Task objective: A single number is required: how many lines in the records below contain "görs".

Excerpted records:
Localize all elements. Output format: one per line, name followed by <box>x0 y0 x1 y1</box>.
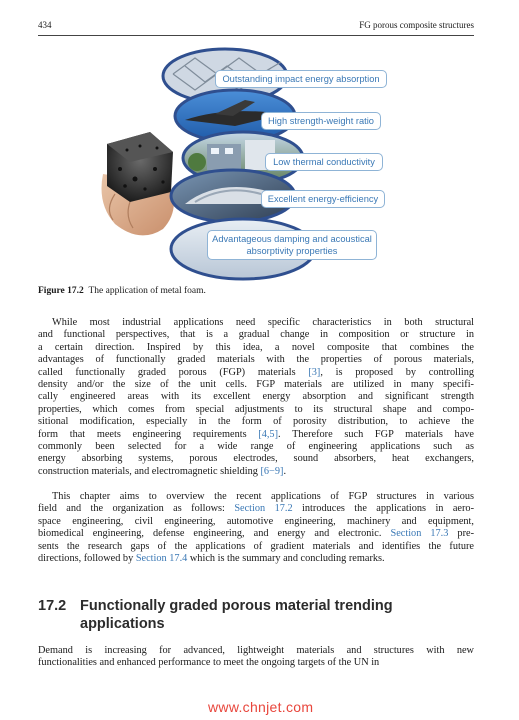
text-line: While most industrial applications need specific characteristics in both structural <box>52 317 474 328</box>
text-fragment: form that meets engineering requirements <box>38 428 259 440</box>
text-line <box>38 367 474 379</box>
text-line: advantages of functionally graded materials with the properties of porous materials, <box>38 354 474 366</box>
text-fragment: called functionally graded porous (FGP) materials <box>38 366 309 378</box>
figure-label-impact-energy: Outstanding impact energy absorption <box>215 70 387 88</box>
text-line: sents the research gaps of the applications of gradient materials and identifies the future <box>38 540 474 552</box>
figure-caption-label: Figure 17.2 <box>38 286 84 296</box>
text-line: Demand is increasing for advanced, lightweight materials and structures with new <box>38 645 474 656</box>
figure-caption <box>38 286 206 296</box>
text-line: functionalities and enhanced performance to meet the ongoing targets of the UN in <box>38 657 380 669</box>
text-line <box>38 503 474 515</box>
text-fragment: pre- <box>448 528 475 540</box>
metal-foam-figure <box>85 44 415 284</box>
text-fragment: , is proposed by controlling <box>320 366 474 378</box>
figure-label-damping-line2: absorptivity properties <box>246 246 338 256</box>
text-line <box>38 553 474 565</box>
reference-link[interactable]: Section 17.3 <box>390 528 449 540</box>
text-line: and functional perspectives, that is a gradual change in composition or structure in <box>38 329 474 341</box>
text-line: space engineering, civil engineering, automotive engineering, machinery and equipment, <box>38 515 474 527</box>
section-title-line1: Functionally graded porous material trending <box>80 598 393 614</box>
page-number: 434 <box>38 20 52 30</box>
reference-link[interactable]: Section 17.4 <box>135 553 188 565</box>
header-rule <box>38 35 474 36</box>
text-line: density and/or the size of the unit cells. FGP materials are utilized in many specifi- <box>38 379 474 391</box>
paragraph-intro <box>38 317 474 478</box>
section-title-line2: applications <box>80 616 165 632</box>
text-fragment: . <box>283 465 287 477</box>
text-fragment: field and the organization as follows: <box>38 503 235 515</box>
running-title: FG porous composite structures <box>359 20 474 30</box>
reference-link[interactable]: [3] <box>308 366 321 378</box>
text-line: a certain direction. Inspired by this idea, a novel composite that combines the <box>38 341 474 353</box>
reference-link[interactable]: [4,5] <box>258 428 279 440</box>
text-line: properties, which comes from special adjustments to its structural shape and compo- <box>38 403 474 415</box>
figure-label-damping <box>207 230 377 260</box>
text-fragment: which is the summary and concluding remarks. <box>187 553 385 565</box>
text-line: This chapter aims to overview the recent applications of FGP structures in various <box>52 491 474 502</box>
text-fragment: construction materials, and electromagnetic shielding <box>38 465 261 477</box>
hand-holding-foam-image <box>102 132 174 235</box>
section-number: 17.2 <box>38 598 67 614</box>
text-line: commonly been selected for a wide range of engineering applications such as <box>38 441 474 453</box>
text-line <box>38 466 474 478</box>
reference-link[interactable]: [6−9] <box>260 465 284 477</box>
figure-label-energy-efficiency: Excellent energy-efficiency <box>261 190 385 208</box>
watermark: www.chnjet.com <box>208 699 314 715</box>
text-line: sitional modification, especially in the form of porosity distribution, to achieve the <box>38 416 474 428</box>
paragraph-chapter-overview <box>38 491 474 565</box>
text-fragment: biomedical engineering, defense engineering, and energy and electronic. <box>38 528 391 540</box>
figure-label-strength-weight: High strength-weight ratio <box>261 112 381 130</box>
text-line: energy absorbing systems, porous electrodes, sound absorbers, heat exchangers, <box>38 453 474 465</box>
figure-label-damping-line1: Advantageous damping and acoustical <box>212 234 372 244</box>
text-line <box>38 429 474 441</box>
figure-label-thermal: Low thermal conductivity <box>265 153 383 171</box>
text-fragment: . Therefore such FGP materials have <box>278 428 474 440</box>
reference-link[interactable]: Section 17.2 <box>234 503 293 515</box>
figure-caption-text: The application of metal foam. <box>88 286 206 296</box>
text-fragment: directions, followed by <box>38 553 136 565</box>
paragraph-demand <box>38 645 474 670</box>
text-line <box>38 528 474 540</box>
text-fragment: introduces the applications in aero- <box>292 503 474 515</box>
text-line: cally engineered areas with its excellent energy absorption and significant strength <box>38 391 474 403</box>
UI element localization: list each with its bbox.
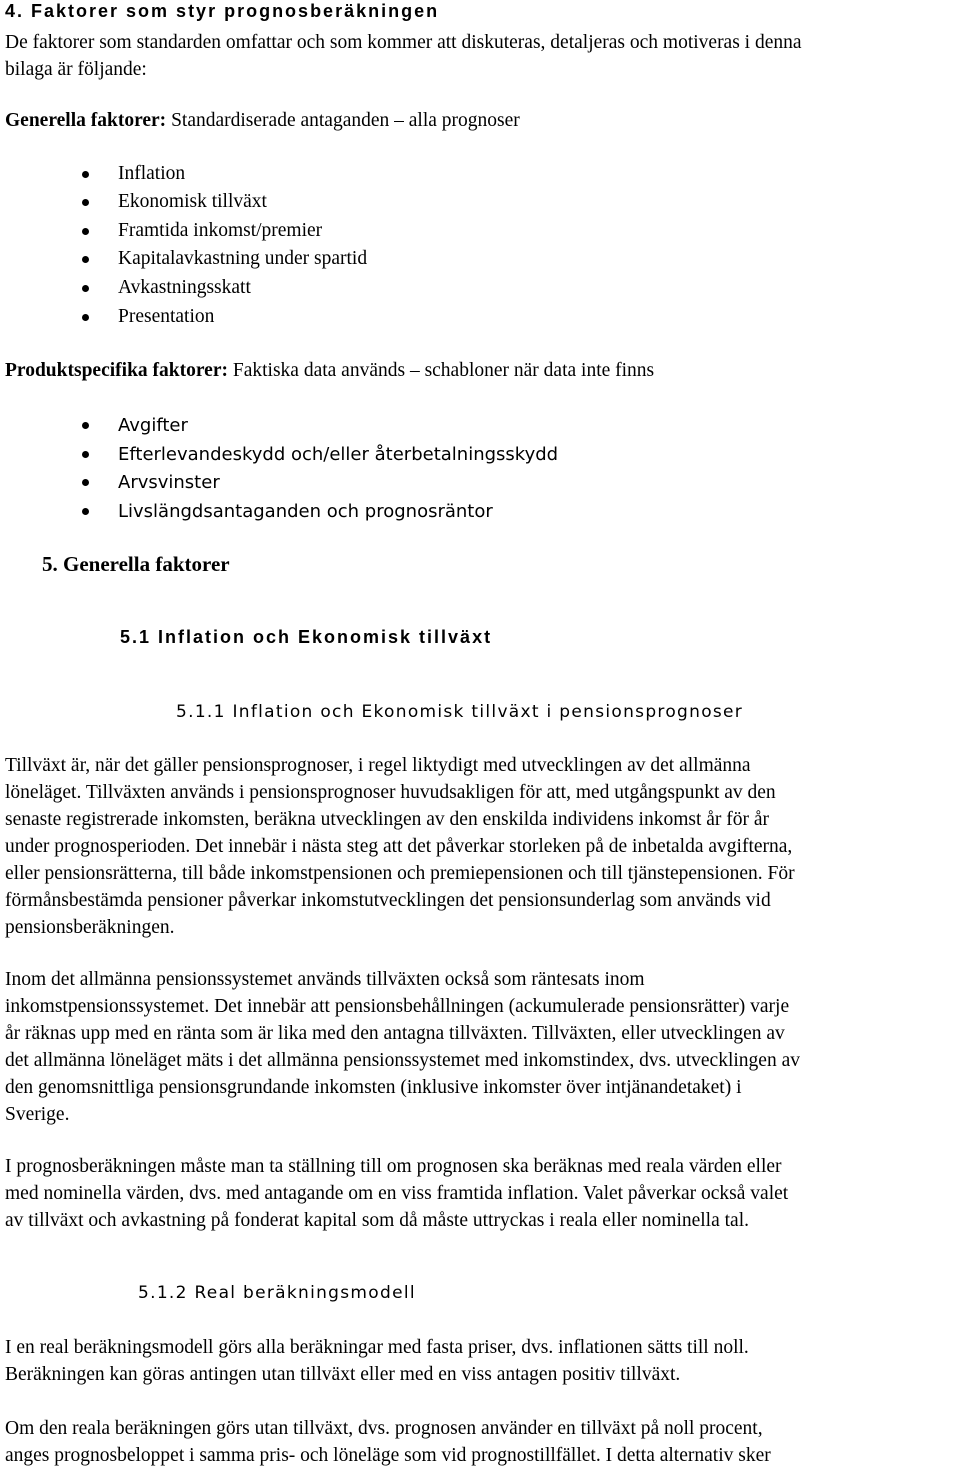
bullet-icon	[82, 422, 89, 429]
list-item	[82, 161, 185, 187]
paragraph-line: den genomsnittliga pensionsgrundande inkomsten (inklusive inkomster över intjänandetaket) i	[5, 1077, 742, 1098]
paragraph-line: Inom det allmänna pensionssystemet används tillväxten också som räntesats inom	[5, 969, 645, 990]
paragraph-line: löneläget. Tillväxten används i pensionsprognoser huvudsakligen för att, med utgångspunkt av den	[5, 782, 776, 803]
list-item-label: Presentation	[118, 306, 215, 327]
general-factors-line	[5, 107, 520, 134]
list-item-label: Livslängdsantaganden och prognosräntor	[118, 500, 493, 522]
paragraph-line: pensionsberäkningen.	[5, 917, 175, 938]
list-item	[82, 218, 322, 244]
paragraph-line: inkomstpensionssystemet. Det innebär att pensionsbehållningen (ackumulerade pensionsrätter) varje	[5, 996, 790, 1017]
paragraph-line: Tillväxt är, när det gäller pensionsprognoser, i regel liktydigt med utvecklingen av det allmänna	[5, 755, 751, 776]
paragraph-real-without-growth	[5, 1415, 950, 1469]
product-factors-label: Produktspecifika faktorer:	[5, 360, 228, 381]
paragraph-line: Sverige.	[5, 1104, 70, 1125]
list-item	[82, 189, 267, 215]
section-5-heading: 5. Generella faktorer	[42, 552, 230, 576]
paragraph-line: år räknas upp med en ränta som är lika med den antagna tillväxten. Tillväxten, eller utvecklingen av	[5, 1023, 785, 1044]
paragraph-line: Beräkningen kan göras antingen utan tillväxt eller med en viss antagen positiv tillväxt.	[5, 1364, 681, 1385]
paragraph-real-model	[5, 1334, 950, 1388]
list-item-label: Inflation	[118, 163, 186, 184]
list-item	[82, 469, 220, 495]
paragraph-pension-system	[5, 966, 950, 1128]
paragraph-line: med nominella värden, dvs. med antagande om en viss framtida inflation. Valet påverkar också valet	[5, 1183, 789, 1204]
list-item	[82, 441, 558, 467]
product-factors-line	[5, 357, 654, 384]
list-item	[82, 412, 188, 438]
intro-line: bilaga är följande:	[5, 59, 147, 80]
paragraph-line: I prognosberäkningen måste man ta ställning till om prognosen ska beräknas med reala värden eller	[5, 1156, 782, 1177]
list-item-label: Kapitalavkastning under spartid	[118, 248, 368, 269]
section-4-heading: 4. Faktorer som styr prognosberäkningen	[5, 1, 440, 21]
subsection-5-1-2-heading: 5.1.2 Real beräkningsmodell	[138, 1283, 416, 1303]
bullet-icon	[82, 228, 89, 235]
bullet-icon	[82, 285, 89, 292]
intro-paragraph	[5, 29, 950, 83]
bullet-icon	[82, 199, 89, 206]
list-item	[82, 275, 251, 301]
paragraph-line: I en real beräkningsmodell görs alla beräkningar med fasta priser, dvs. inflationen sätts till noll.	[5, 1337, 749, 1358]
list-item-label: Ekonomisk tillväxt	[118, 191, 267, 212]
paragraph-line: senaste registrerade inkomsten, beräkna utvecklingen av den enskilda individens inkomst år för år	[5, 809, 770, 830]
bullet-icon	[82, 508, 89, 515]
bullet-icon	[82, 479, 89, 486]
paragraph-line: av tillväxt och avkastning på fonderat kapital som då måste uttryckas i reala eller nominella tal.	[5, 1210, 749, 1231]
product-factors-text: Faktiska data används – schabloner när data inte finns	[227, 360, 655, 381]
list-item-label: Arvsvinster	[118, 471, 220, 493]
list-item-label: Efterlevandeskydd och/eller återbetalningsskydd	[118, 443, 559, 465]
subsection-5-1-1-heading: 5.1.1 Inflation och Ekonomisk tillväxt i pensionsprognoser	[176, 702, 744, 722]
list-item	[82, 498, 493, 524]
bullet-icon	[82, 256, 89, 263]
paragraph-line: anges prognosbeloppet i samma pris- och löneläge som vid prognostillfället. I detta alternativ sker	[5, 1445, 771, 1466]
paragraph-line: det allmänna löneläget mäts i det allmänna pensionssystemet med inkomstindex, dvs. utvecklingen av	[5, 1050, 800, 1071]
subsection-5-1-heading: 5.1 Inflation och Ekonomisk tillväxt	[120, 627, 493, 647]
paragraph-line: under prognosperioden. Det innebär i nästa steg att det påverkar storleken på de inbetalda avgifterna,	[5, 836, 793, 857]
paragraph-real-nominal	[5, 1153, 950, 1234]
general-factors-label: Generella faktorer:	[5, 110, 167, 131]
list-item-label: Framtida inkomst/premier	[118, 220, 323, 241]
bullet-icon	[82, 451, 89, 458]
bullet-icon	[82, 171, 89, 178]
paragraph-growth	[5, 752, 950, 941]
list-item-label: Avkastningsskatt	[118, 277, 251, 298]
paragraph-line: förmånsbestämda pensioner påverkar inkomstutvecklingen det pensionsunderlag som används vid	[5, 890, 771, 911]
paragraph-line: Om den reala beräkningen görs utan tillväxt, dvs. prognosen använder en tillväxt på noll procent,	[5, 1418, 763, 1439]
list-item-label: Avgifter	[118, 414, 188, 436]
paragraph-line: eller pensionsrätterna, till både inkomstpensionen och premiepensionen och till tjänstepensionen. För	[5, 863, 795, 884]
list-item	[82, 304, 214, 330]
bullet-icon	[82, 314, 89, 321]
list-item	[82, 246, 367, 272]
intro-line: De faktorer som standarden omfattar och som kommer att diskuteras, detaljeras och motiveras i denna	[5, 32, 802, 53]
general-factors-text: Standardiserade antaganden – alla prognoser	[166, 110, 520, 131]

Response area: 2